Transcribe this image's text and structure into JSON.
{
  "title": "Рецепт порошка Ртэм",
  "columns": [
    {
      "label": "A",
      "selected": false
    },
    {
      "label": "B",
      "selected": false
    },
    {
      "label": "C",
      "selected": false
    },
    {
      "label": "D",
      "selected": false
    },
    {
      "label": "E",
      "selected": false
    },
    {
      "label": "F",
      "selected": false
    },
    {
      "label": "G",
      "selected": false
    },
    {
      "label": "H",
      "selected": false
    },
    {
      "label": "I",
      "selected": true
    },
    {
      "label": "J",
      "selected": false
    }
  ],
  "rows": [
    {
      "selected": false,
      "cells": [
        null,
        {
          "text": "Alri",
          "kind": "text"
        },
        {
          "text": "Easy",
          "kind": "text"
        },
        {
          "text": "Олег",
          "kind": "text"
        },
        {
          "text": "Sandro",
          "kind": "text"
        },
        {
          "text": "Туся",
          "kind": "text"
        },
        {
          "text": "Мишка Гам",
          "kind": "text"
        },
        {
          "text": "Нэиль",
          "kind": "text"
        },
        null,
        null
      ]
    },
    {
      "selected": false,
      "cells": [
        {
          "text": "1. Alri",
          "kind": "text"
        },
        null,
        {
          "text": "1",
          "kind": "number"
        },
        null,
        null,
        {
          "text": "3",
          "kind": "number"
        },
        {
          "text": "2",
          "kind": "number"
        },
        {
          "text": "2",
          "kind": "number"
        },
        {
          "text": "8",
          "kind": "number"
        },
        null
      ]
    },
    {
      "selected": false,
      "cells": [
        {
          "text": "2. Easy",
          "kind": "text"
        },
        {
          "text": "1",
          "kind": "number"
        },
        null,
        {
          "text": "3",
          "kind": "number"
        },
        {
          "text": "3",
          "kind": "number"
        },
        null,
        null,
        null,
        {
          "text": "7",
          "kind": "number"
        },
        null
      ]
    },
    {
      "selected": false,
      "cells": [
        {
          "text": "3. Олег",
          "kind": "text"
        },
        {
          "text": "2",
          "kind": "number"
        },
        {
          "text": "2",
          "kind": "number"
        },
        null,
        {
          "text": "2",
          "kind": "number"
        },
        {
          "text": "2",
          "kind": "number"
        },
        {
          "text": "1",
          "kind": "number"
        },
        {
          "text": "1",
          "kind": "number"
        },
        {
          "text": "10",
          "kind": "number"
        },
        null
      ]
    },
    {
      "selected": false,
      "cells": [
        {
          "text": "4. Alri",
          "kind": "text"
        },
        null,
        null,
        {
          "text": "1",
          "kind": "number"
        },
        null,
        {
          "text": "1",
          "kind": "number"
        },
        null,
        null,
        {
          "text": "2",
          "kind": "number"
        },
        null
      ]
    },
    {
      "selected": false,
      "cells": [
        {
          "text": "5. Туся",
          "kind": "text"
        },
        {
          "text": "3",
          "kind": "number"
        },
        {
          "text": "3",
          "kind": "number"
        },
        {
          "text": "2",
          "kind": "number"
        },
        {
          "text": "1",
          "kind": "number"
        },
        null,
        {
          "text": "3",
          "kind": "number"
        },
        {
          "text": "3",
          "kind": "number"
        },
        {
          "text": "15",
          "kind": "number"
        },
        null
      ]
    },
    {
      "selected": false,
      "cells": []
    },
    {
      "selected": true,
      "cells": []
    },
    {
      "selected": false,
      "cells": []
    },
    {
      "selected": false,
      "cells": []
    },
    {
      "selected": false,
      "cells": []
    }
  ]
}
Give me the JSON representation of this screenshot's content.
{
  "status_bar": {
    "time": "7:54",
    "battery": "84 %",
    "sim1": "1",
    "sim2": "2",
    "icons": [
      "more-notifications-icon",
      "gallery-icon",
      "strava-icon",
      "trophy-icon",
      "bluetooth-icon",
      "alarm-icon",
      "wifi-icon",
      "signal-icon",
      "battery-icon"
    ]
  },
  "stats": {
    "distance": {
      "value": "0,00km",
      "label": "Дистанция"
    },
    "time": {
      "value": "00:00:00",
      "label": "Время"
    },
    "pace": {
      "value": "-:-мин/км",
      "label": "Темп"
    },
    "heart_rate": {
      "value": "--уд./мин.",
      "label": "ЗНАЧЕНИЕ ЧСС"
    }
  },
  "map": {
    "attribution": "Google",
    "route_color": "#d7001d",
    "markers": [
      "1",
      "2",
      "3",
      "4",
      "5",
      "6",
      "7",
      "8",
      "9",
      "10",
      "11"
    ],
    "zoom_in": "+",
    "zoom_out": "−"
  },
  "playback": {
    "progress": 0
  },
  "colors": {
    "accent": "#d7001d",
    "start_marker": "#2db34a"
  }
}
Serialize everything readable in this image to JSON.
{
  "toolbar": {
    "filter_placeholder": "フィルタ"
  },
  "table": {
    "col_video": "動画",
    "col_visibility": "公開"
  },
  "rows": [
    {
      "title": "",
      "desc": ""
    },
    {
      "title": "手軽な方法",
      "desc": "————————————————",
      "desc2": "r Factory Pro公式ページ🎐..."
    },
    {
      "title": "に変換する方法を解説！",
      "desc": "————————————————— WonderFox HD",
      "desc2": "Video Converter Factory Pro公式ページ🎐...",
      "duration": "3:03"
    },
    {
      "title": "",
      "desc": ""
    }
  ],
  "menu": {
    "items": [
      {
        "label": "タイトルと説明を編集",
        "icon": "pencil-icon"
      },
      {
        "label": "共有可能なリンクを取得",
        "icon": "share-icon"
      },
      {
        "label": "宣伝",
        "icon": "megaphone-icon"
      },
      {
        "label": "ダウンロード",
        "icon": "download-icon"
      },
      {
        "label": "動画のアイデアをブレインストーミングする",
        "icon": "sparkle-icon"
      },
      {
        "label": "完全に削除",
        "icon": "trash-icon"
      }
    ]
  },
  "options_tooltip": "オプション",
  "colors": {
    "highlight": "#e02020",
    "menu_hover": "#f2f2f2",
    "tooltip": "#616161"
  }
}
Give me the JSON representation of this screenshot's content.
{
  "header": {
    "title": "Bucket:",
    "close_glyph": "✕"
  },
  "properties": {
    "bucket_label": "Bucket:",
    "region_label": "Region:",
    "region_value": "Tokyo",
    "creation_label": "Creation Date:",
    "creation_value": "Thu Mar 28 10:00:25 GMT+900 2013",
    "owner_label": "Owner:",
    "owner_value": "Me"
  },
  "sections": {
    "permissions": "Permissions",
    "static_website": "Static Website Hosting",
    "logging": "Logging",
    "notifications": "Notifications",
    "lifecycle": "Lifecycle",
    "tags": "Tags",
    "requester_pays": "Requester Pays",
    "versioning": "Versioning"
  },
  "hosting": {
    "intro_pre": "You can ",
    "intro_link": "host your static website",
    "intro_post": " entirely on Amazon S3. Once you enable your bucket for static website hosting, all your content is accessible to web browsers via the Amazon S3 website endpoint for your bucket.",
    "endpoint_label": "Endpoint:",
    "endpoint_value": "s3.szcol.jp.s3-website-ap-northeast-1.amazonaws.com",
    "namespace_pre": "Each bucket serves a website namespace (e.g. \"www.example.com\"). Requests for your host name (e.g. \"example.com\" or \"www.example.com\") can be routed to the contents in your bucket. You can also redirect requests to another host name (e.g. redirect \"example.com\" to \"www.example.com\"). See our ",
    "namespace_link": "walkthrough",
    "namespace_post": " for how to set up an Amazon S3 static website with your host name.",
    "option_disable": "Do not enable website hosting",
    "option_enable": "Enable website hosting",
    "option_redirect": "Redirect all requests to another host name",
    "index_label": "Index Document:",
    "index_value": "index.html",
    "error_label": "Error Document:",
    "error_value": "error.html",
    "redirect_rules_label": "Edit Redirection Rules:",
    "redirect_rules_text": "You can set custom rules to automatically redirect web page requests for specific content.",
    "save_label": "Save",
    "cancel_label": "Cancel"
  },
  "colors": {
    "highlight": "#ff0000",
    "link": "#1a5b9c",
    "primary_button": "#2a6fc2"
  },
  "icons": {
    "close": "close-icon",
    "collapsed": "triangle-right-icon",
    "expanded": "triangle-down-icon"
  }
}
============================================================
[Instructions for the task]
From the data above, copy each line that holds "highlight".

[Result]
    "highlight": "#e02020",
    "highlight": "#ff0000",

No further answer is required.